- _MATERIAL SUPPLIED_:
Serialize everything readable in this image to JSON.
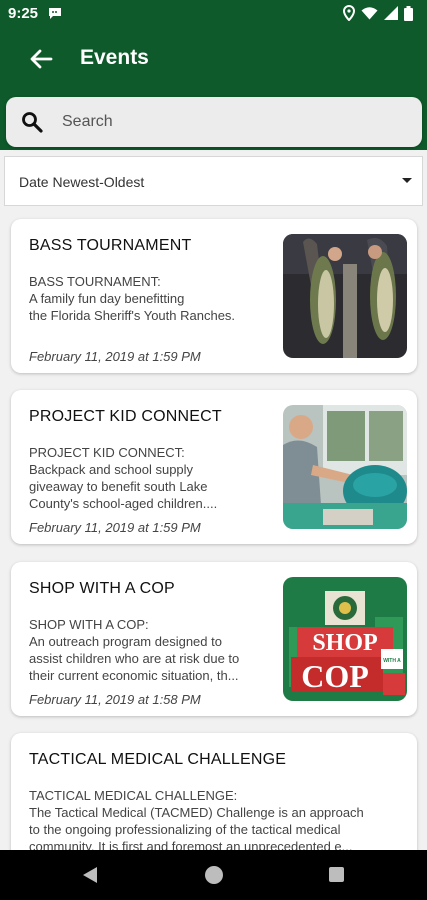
{
  "status_bar": {
    "time": "9:25"
  },
  "app_bar": {
    "title": "Events"
  },
  "search": {
    "placeholder": "Search"
  },
  "sort": {
    "selected": "Date Newest-Oldest"
  },
  "events": [
    {
      "title": "BASS TOURNAMENT",
      "description_lines": [
        "BASS TOURNAMENT:",
        "A family fun day benefitting",
        "the Florida Sheriff's Youth Ranches."
      ],
      "date": "February 11, 2019 at 1:59 PM"
    },
    {
      "title": "PROJECT KID CONNECT",
      "description_lines": [
        "PROJECT KID CONNECT:",
        "Backpack and school supply",
        "giveaway to benefit south Lake",
        "County's school-aged children...."
      ],
      "date": "February 11, 2019 at 1:59 PM"
    },
    {
      "title": "SHOP WITH A COP",
      "description_lines": [
        "SHOP WITH A COP:",
        "An outreach program designed to",
        "assist children who are at risk due to",
        "their current economic situation, th..."
      ],
      "date": "February 11, 2019 at 1:58 PM",
      "thumb_text": {
        "shop": "SHOP",
        "with_a": "WITH A",
        "cop": "COP"
      }
    },
    {
      "title": "TACTICAL MEDICAL CHALLENGE",
      "description_lines": [
        "TACTICAL MEDICAL CHALLENGE:",
        "The Tactical Medical (TACMED) Challenge is an approach",
        "to the ongoing professionalizing of the tactical medical",
        "community. It is first and foremost an unprecedented e..."
      ]
    }
  ],
  "colors": {
    "header": "#0e5a2a",
    "background": "#f1f1f1",
    "card": "#ffffff"
  }
}
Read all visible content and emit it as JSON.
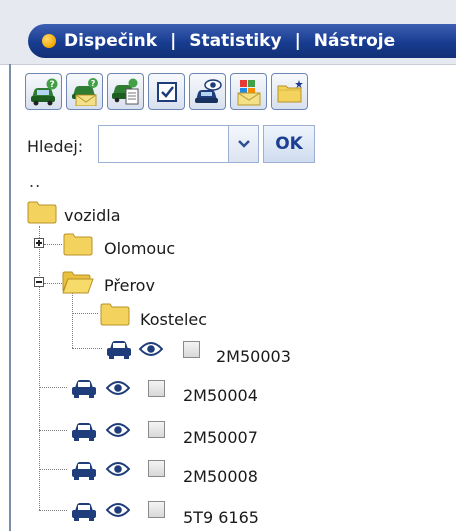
{
  "nav": {
    "items": [
      "Dispečink",
      "Statistiky",
      "Nástroje"
    ],
    "separator": "|"
  },
  "toolbar": {
    "buttons": [
      {
        "icon": "car-question-icon"
      },
      {
        "icon": "car-mail-question-icon"
      },
      {
        "icon": "car-copy-icon"
      },
      {
        "icon": "checkbox-icon"
      },
      {
        "icon": "car-view-icon"
      },
      {
        "icon": "group-mail-icon"
      },
      {
        "icon": "new-folder-icon"
      }
    ]
  },
  "search": {
    "label": "Hledej:",
    "value": "",
    "ok_label": "OK"
  },
  "tree": {
    "parent_link": "..",
    "root": "vozidla",
    "folders": [
      {
        "name": "Olomouc",
        "state": "collapsed"
      },
      {
        "name": "Přerov",
        "state": "expanded"
      },
      {
        "name": "Kostelec",
        "state": "leaf"
      }
    ],
    "vehicles": [
      {
        "plate": "2M50003",
        "checked": false
      },
      {
        "plate": "2M50004",
        "checked": false
      },
      {
        "plate": "2M50007",
        "checked": false
      },
      {
        "plate": "2M50008",
        "checked": false
      },
      {
        "plate": "5T9 6165",
        "checked": false
      }
    ]
  },
  "colors": {
    "nav_background": "#173c8f",
    "nav_text": "#ffffff",
    "folder": "#f3d35d",
    "car_icon": "#1f3d7a",
    "ok_text": "#1b3f92"
  }
}
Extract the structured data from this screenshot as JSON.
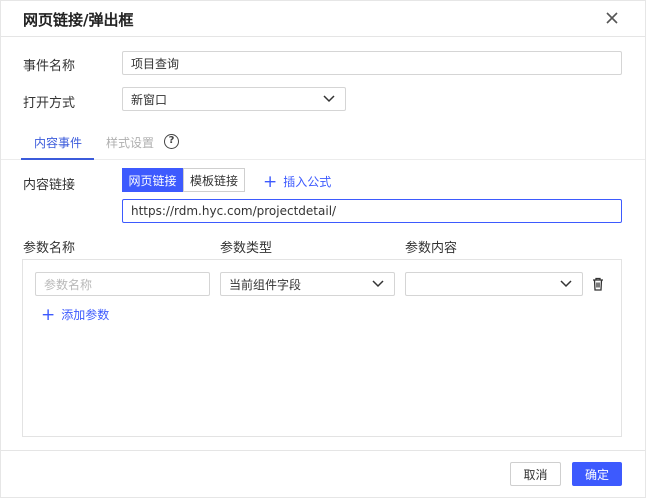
{
  "dialog": {
    "title": "网页链接/弹出框",
    "close_icon": "close-icon"
  },
  "form": {
    "event_name_label": "事件名称",
    "event_name_value": "项目查询",
    "open_mode_label": "打开方式",
    "open_mode_value": "新窗口"
  },
  "tabs": {
    "content_event": "内容事件",
    "style_settings": "样式设置",
    "help": "?"
  },
  "content_link": {
    "label": "内容链接",
    "segments": [
      "网页链接",
      "模板链接"
    ],
    "active_segment": "网页链接",
    "insert_formula": "插入公式",
    "url": "https://rdm.hyc.com/projectdetail/"
  },
  "params": {
    "headers": [
      "参数名称",
      "参数类型",
      "参数内容"
    ],
    "rows": [
      {
        "name_placeholder": "参数名称",
        "type_value": "当前组件字段",
        "content_value": ""
      }
    ],
    "add_label": "添加参数"
  },
  "footer": {
    "cancel_label": "取消",
    "ok_label": "确定"
  },
  "colors": {
    "accent": "#3d5afe",
    "border": "#d5d5d5",
    "placeholder": "#b8b8b8"
  }
}
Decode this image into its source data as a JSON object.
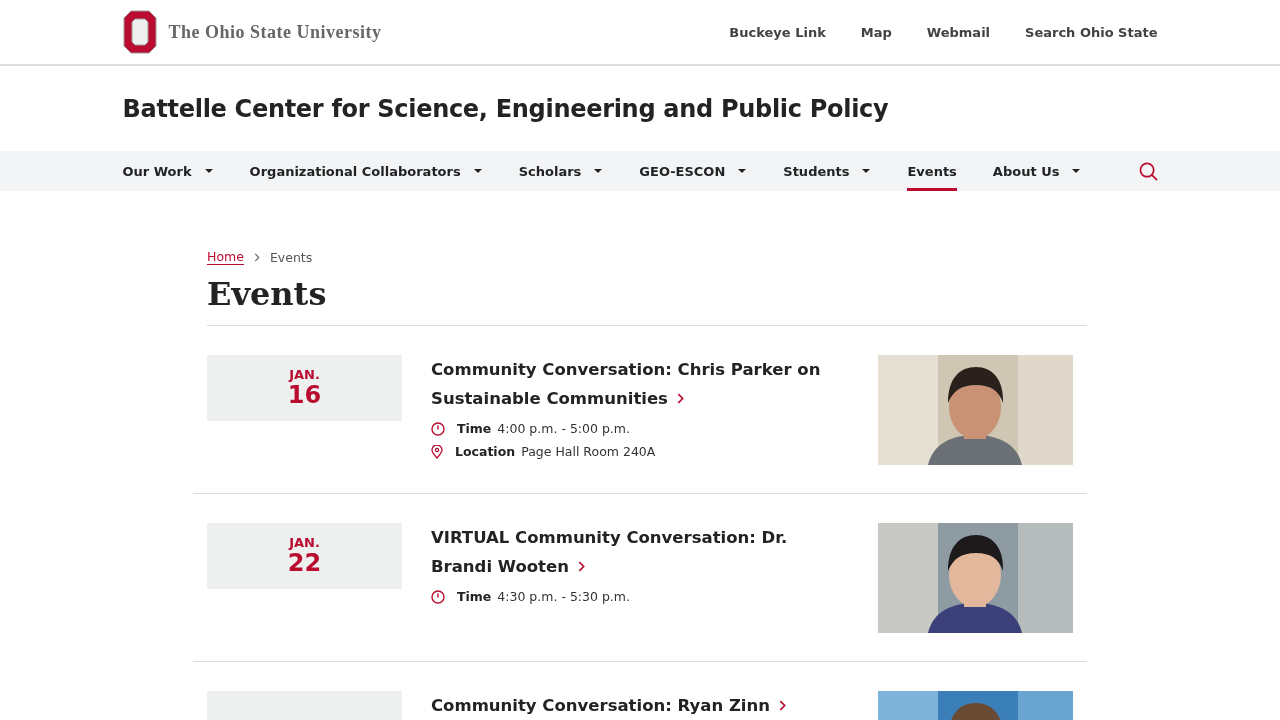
{
  "header": {
    "university": "The Ohio State University",
    "links": [
      "Buckeye Link",
      "Map",
      "Webmail",
      "Search Ohio State"
    ]
  },
  "site_title": "Battelle Center for Science, Engineering and Public Policy",
  "nav": [
    {
      "label": "Our Work",
      "dropdown": true,
      "selected": false
    },
    {
      "label": "Organizational Collaborators",
      "dropdown": true,
      "selected": false
    },
    {
      "label": "Scholars",
      "dropdown": true,
      "selected": false
    },
    {
      "label": "GEO-ESCON",
      "dropdown": true,
      "selected": false
    },
    {
      "label": "Students",
      "dropdown": true,
      "selected": false
    },
    {
      "label": "Events",
      "dropdown": false,
      "selected": true
    },
    {
      "label": "About Us",
      "dropdown": true,
      "selected": false
    }
  ],
  "breadcrumb": [
    "Home",
    "Events"
  ],
  "page_title": "Events",
  "events": [
    {
      "month": "JAN.",
      "day": "16",
      "title": "Community Conversation: Chris Parker on Sustainable Communities",
      "details": [
        {
          "kind": "time",
          "label": "Time",
          "value": "4:00 p.m. - 5:00 p.m."
        },
        {
          "kind": "location",
          "label": "Location",
          "value": "Page Hall Room 240A"
        }
      ],
      "image": {
        "kind": "picture"
      }
    },
    {
      "month": "JAN.",
      "day": "22",
      "title": "VIRTUAL Community Conversation: Dr. Brandi Wooten",
      "details": [
        {
          "kind": "time",
          "label": "Time",
          "value": "4:30 p.m. - 5:30 p.m."
        }
      ],
      "image": {
        "kind": "picture"
      }
    },
    {
      "title": "Community Conversation: Ryan Zinn",
      "image": {
        "kind": "picture"
      }
    }
  ]
}
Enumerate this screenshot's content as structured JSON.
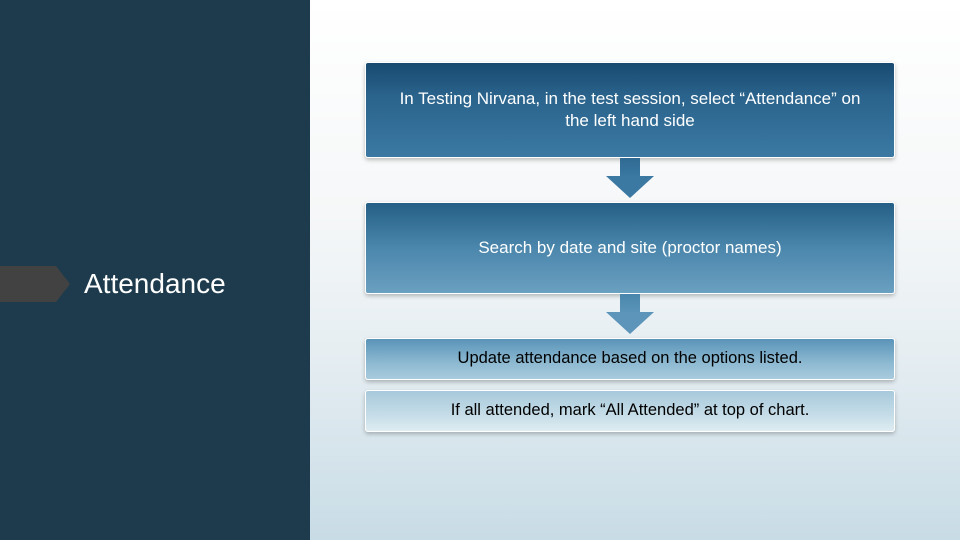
{
  "title": "Attendance",
  "steps": [
    {
      "text": "In Testing Nirvana, in the test session, select “Attendance” on the left hand side"
    },
    {
      "text": "Search by date and site (proctor names)"
    },
    {
      "text": "Update attendance based on the options listed."
    },
    {
      "text": "If all attended, mark “All Attended” at top of chart."
    }
  ]
}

- _DIRECTIONS FOR THIS TASK_: Beginning with the line containing "Enumerate this screenshot's" and ending with the last line of the material, output each line exactly; do not include pictures.

- _EXERCISE SOLUTION_:
Enumerate this screenshot's content as structured JSON.
{
  "title": "Attendance",
  "steps": [
    {
      "text": "In Testing Nirvana, in the test session, select “Attendance” on the left hand side"
    },
    {
      "text": "Search by date and site (proctor names)"
    },
    {
      "text": "Update attendance based on the options listed."
    },
    {
      "text": "If all attended, mark “All Attended” at top of chart."
    }
  ]
}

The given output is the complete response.